### AIM OF THE TASK
In the records below, find each line that holds "Simone" and return it.

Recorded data
......
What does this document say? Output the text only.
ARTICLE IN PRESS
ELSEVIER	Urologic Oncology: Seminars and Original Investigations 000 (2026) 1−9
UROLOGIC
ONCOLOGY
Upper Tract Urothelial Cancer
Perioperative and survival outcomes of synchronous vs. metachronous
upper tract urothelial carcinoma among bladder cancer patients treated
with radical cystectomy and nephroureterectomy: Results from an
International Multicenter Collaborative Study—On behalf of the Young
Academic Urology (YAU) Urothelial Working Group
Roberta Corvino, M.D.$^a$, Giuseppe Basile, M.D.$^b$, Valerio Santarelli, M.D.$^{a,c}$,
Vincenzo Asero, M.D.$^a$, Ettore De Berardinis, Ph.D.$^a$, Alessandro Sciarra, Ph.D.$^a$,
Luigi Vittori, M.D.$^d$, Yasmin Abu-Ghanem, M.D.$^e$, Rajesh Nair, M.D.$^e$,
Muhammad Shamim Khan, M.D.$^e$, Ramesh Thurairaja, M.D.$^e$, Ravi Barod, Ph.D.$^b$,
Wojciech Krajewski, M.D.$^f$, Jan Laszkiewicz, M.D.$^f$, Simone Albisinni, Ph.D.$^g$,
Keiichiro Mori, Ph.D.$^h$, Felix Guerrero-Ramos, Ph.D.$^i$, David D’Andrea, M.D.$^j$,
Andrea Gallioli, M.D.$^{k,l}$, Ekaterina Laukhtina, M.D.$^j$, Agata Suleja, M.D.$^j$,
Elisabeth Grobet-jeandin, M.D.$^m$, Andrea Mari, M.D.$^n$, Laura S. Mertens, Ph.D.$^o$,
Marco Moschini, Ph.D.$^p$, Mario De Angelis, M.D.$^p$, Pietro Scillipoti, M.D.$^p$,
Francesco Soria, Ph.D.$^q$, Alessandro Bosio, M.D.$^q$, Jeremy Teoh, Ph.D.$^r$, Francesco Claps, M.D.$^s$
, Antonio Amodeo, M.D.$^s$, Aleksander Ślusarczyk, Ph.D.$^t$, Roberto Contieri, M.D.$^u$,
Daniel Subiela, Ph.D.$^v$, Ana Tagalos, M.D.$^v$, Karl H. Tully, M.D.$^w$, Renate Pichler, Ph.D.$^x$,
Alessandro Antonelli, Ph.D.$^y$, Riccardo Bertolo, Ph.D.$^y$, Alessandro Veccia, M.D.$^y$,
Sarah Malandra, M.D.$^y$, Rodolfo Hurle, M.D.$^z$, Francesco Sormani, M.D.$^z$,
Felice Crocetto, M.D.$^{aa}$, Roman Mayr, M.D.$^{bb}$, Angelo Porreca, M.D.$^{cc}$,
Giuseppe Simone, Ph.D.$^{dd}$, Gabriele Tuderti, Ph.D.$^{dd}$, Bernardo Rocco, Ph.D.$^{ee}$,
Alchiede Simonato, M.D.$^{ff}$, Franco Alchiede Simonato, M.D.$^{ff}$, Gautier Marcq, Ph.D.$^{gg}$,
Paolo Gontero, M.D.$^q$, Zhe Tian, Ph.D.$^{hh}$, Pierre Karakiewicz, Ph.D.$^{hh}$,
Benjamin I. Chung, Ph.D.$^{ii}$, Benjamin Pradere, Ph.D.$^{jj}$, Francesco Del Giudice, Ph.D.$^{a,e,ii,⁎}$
......
### REPLY TO THE EXERCISE
Wojciech Krajewski, M.D.$^f$, Jan Laszkiewicz, M.D.$^f$, Simone Albisinni, Ph.D.$^g$,
Giuseppe Simone, Ph.D.$^{dd}$, Gabriele Tuderti, Ph.D.$^{dd}$, Bernardo Rocco, Ph.D.$^{ee}$,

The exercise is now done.